▶ **Challenge**: In the lines below, swap every "colorbar-segment" for "legend-swatch" and give the lines again with everything else unchanged.

==================================================

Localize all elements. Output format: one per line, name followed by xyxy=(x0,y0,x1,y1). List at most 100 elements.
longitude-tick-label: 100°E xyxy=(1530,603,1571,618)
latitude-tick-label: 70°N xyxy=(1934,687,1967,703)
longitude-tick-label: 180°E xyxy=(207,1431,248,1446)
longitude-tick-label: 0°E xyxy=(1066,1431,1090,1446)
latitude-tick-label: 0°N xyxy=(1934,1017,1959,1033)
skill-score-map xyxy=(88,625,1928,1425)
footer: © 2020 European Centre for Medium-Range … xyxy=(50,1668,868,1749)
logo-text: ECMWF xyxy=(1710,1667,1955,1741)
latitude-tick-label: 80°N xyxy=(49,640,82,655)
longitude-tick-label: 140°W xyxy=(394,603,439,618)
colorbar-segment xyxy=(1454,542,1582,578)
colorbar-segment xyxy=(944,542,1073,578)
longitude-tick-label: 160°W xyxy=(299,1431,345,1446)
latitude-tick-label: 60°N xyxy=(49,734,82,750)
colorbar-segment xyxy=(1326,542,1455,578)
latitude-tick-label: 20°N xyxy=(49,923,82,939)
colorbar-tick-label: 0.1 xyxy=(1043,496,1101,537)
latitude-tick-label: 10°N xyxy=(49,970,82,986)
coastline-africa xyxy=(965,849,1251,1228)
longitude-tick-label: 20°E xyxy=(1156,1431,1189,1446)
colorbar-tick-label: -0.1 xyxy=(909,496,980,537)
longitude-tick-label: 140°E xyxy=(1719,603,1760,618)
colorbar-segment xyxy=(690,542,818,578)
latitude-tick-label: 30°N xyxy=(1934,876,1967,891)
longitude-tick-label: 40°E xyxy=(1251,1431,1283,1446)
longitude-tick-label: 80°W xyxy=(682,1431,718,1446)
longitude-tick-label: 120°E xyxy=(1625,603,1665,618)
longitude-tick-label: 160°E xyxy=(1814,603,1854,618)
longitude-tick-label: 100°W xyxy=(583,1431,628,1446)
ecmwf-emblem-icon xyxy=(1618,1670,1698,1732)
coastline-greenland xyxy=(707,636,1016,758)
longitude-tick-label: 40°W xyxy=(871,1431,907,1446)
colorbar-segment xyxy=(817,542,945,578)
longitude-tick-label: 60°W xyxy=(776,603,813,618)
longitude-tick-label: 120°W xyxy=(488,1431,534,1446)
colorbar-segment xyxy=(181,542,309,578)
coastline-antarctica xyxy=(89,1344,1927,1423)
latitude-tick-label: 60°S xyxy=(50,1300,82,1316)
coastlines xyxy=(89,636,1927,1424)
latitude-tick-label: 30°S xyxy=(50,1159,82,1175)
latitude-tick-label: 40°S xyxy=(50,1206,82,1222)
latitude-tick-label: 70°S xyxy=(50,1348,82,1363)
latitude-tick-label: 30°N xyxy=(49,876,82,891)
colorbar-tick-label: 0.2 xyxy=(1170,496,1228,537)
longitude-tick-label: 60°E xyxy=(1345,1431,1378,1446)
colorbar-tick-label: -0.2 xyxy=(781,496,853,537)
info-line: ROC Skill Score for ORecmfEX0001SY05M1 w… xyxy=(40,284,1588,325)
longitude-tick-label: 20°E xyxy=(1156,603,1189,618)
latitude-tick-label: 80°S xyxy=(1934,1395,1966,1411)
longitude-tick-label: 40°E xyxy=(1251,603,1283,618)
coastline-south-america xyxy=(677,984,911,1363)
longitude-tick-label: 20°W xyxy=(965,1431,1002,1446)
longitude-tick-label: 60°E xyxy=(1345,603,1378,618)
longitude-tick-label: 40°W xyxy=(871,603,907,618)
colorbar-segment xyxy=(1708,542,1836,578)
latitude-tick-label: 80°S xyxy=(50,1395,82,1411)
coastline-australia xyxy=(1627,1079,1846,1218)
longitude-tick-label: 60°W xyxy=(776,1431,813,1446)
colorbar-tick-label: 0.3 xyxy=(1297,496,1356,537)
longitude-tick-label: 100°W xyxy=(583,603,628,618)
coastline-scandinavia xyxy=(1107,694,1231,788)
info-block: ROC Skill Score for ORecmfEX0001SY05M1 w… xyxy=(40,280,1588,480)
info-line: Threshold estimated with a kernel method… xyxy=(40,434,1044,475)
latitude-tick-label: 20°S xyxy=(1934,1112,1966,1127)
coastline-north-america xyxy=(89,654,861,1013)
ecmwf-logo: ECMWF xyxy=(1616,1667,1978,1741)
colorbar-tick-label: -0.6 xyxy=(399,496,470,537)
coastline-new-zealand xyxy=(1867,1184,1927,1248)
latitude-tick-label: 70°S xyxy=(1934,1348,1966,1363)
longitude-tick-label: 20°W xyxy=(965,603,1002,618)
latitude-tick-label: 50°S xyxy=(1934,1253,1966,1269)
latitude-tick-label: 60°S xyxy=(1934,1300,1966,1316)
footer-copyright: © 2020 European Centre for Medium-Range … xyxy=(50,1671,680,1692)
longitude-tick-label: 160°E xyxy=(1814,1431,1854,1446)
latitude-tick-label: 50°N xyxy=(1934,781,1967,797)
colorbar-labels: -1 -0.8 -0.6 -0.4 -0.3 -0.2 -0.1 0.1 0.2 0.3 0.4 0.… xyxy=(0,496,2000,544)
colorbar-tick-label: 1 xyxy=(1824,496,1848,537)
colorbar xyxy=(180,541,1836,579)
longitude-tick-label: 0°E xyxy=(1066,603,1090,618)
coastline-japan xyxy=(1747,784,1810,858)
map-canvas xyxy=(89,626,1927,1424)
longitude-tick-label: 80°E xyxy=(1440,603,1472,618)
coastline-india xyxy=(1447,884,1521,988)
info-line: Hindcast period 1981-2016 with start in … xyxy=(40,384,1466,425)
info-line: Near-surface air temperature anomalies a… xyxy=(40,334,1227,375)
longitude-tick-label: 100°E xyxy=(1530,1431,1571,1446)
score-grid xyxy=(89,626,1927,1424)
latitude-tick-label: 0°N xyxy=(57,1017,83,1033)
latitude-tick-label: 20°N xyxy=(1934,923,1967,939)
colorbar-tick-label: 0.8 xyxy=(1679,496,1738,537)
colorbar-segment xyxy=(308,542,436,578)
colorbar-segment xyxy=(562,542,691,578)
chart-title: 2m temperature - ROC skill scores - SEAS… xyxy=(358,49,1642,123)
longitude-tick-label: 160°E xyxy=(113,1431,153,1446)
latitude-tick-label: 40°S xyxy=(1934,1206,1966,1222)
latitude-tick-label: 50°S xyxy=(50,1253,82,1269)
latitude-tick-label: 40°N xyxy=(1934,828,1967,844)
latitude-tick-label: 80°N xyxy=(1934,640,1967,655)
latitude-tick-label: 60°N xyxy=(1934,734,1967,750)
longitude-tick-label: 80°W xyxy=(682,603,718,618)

==================================================

▶ **Solution for this task**:
Localize all elements. Output format: one per line, name followed by xyxy=(x0,y0,x1,y1). List at most 100 elements.
longitude-tick-label: 100°E xyxy=(1530,603,1571,618)
latitude-tick-label: 70°N xyxy=(1934,687,1967,703)
longitude-tick-label: 180°E xyxy=(207,1431,248,1446)
longitude-tick-label: 0°E xyxy=(1066,1431,1090,1446)
latitude-tick-label: 0°N xyxy=(1934,1017,1959,1033)
skill-score-map xyxy=(88,625,1928,1425)
footer: © 2020 European Centre for Medium-Range … xyxy=(50,1668,868,1749)
logo-text: ECMWF xyxy=(1710,1667,1955,1741)
latitude-tick-label: 80°N xyxy=(49,640,82,655)
longitude-tick-label: 140°W xyxy=(394,603,439,618)
legend-swatch xyxy=(1454,542,1582,578)
legend-swatch xyxy=(944,542,1073,578)
longitude-tick-label: 160°W xyxy=(299,1431,345,1446)
latitude-tick-label: 60°N xyxy=(49,734,82,750)
legend-swatch xyxy=(1326,542,1455,578)
latitude-tick-label: 20°N xyxy=(49,923,82,939)
colorbar-tick-label: 0.1 xyxy=(1043,496,1101,537)
latitude-tick-label: 10°N xyxy=(49,970,82,986)
coastline-africa xyxy=(965,849,1251,1228)
longitude-tick-label: 20°E xyxy=(1156,1431,1189,1446)
colorbar-tick-label: -0.1 xyxy=(909,496,980,537)
longitude-tick-label: 140°E xyxy=(1719,603,1760,618)
legend-swatch xyxy=(690,542,818,578)
latitude-tick-label: 30°N xyxy=(1934,876,1967,891)
longitude-tick-label: 40°E xyxy=(1251,1431,1283,1446)
longitude-tick-label: 80°W xyxy=(682,1431,718,1446)
longitude-tick-label: 120°E xyxy=(1625,603,1665,618)
longitude-tick-label: 160°E xyxy=(1814,603,1854,618)
longitude-tick-label: 100°W xyxy=(583,1431,628,1446)
ecmwf-emblem-icon xyxy=(1618,1670,1698,1732)
coastline-greenland xyxy=(707,636,1016,758)
longitude-tick-label: 40°W xyxy=(871,1431,907,1446)
legend-swatch xyxy=(817,542,945,578)
longitude-tick-label: 60°W xyxy=(776,603,813,618)
longitude-tick-label: 120°W xyxy=(488,1431,534,1446)
legend-swatch xyxy=(181,542,309,578)
coastline-antarctica xyxy=(89,1344,1927,1423)
latitude-tick-label: 60°S xyxy=(50,1300,82,1316)
coastlines xyxy=(89,636,1927,1424)
latitude-tick-label: 30°S xyxy=(50,1159,82,1175)
latitude-tick-label: 40°S xyxy=(50,1206,82,1222)
latitude-tick-label: 70°S xyxy=(50,1348,82,1363)
latitude-tick-label: 30°N xyxy=(49,876,82,891)
colorbar-tick-label: 0.2 xyxy=(1170,496,1228,537)
longitude-tick-label: 60°E xyxy=(1345,1431,1378,1446)
colorbar-tick-label: -0.2 xyxy=(781,496,853,537)
info-line: ROC Skill Score for ORecmfEX0001SY05M1 w… xyxy=(40,284,1588,325)
longitude-tick-label: 20°E xyxy=(1156,603,1189,618)
latitude-tick-label: 80°S xyxy=(1934,1395,1966,1411)
longitude-tick-label: 40°E xyxy=(1251,603,1283,618)
coastline-south-america xyxy=(677,984,911,1363)
longitude-tick-label: 20°W xyxy=(965,1431,1002,1446)
longitude-tick-label: 60°E xyxy=(1345,603,1378,618)
longitude-tick-label: 40°W xyxy=(871,603,907,618)
legend-swatch xyxy=(1708,542,1836,578)
latitude-tick-label: 80°S xyxy=(50,1395,82,1411)
coastline-australia xyxy=(1627,1079,1846,1218)
longitude-tick-label: 60°W xyxy=(776,1431,813,1446)
colorbar-tick-label: 0.3 xyxy=(1297,496,1356,537)
longitude-tick-label: 100°W xyxy=(583,603,628,618)
coastline-scandinavia xyxy=(1107,694,1231,788)
info-block: ROC Skill Score for ORecmfEX0001SY05M1 w… xyxy=(40,280,1588,480)
info-line: Threshold estimated with a kernel method… xyxy=(40,434,1044,475)
latitude-tick-label: 20°S xyxy=(1934,1112,1966,1127)
coastline-north-america xyxy=(89,654,861,1013)
ecmwf-logo: ECMWF xyxy=(1616,1667,1978,1741)
colorbar-tick-label: -0.6 xyxy=(399,496,470,537)
coastline-new-zealand xyxy=(1867,1184,1927,1248)
latitude-tick-label: 70°S xyxy=(1934,1348,1966,1363)
longitude-tick-label: 20°W xyxy=(965,603,1002,618)
latitude-tick-label: 50°S xyxy=(1934,1253,1966,1269)
latitude-tick-label: 60°S xyxy=(1934,1300,1966,1316)
footer-copyright: © 2020 European Centre for Medium-Range … xyxy=(50,1671,680,1692)
longitude-tick-label: 160°E xyxy=(1814,1431,1854,1446)
latitude-tick-label: 50°N xyxy=(1934,781,1967,797)
colorbar-labels: -1 -0.8 -0.6 -0.4 -0.3 -0.2 -0.1 0.1 0.2 0.3 0.4 0.… xyxy=(0,496,2000,544)
colorbar-tick-label: 1 xyxy=(1824,496,1848,537)
colorbar xyxy=(180,541,1836,579)
longitude-tick-label: 0°E xyxy=(1066,603,1090,618)
coastline-japan xyxy=(1747,784,1810,858)
map-canvas xyxy=(89,626,1927,1424)
longitude-tick-label: 80°E xyxy=(1440,603,1472,618)
coastline-india xyxy=(1447,884,1521,988)
info-line: Hindcast period 1981-2016 with start in … xyxy=(40,384,1466,425)
info-line: Near-surface air temperature anomalies a… xyxy=(40,334,1227,375)
longitude-tick-label: 100°E xyxy=(1530,1431,1571,1446)
score-grid xyxy=(89,626,1927,1424)
latitude-tick-label: 0°N xyxy=(57,1017,83,1033)
latitude-tick-label: 20°N xyxy=(1934,923,1967,939)
colorbar-tick-label: 0.8 xyxy=(1679,496,1738,537)
legend-swatch xyxy=(308,542,436,578)
legend-swatch xyxy=(562,542,691,578)
chart-title: 2m temperature - ROC skill scores - SEAS… xyxy=(358,49,1642,123)
longitude-tick-label: 160°E xyxy=(113,1431,153,1446)
latitude-tick-label: 40°S xyxy=(1934,1206,1966,1222)
latitude-tick-label: 50°S xyxy=(50,1253,82,1269)
latitude-tick-label: 40°N xyxy=(1934,828,1967,844)
latitude-tick-label: 80°N xyxy=(1934,640,1967,655)
latitude-tick-label: 60°N xyxy=(1934,734,1967,750)
longitude-tick-label: 80°W xyxy=(682,603,718,618)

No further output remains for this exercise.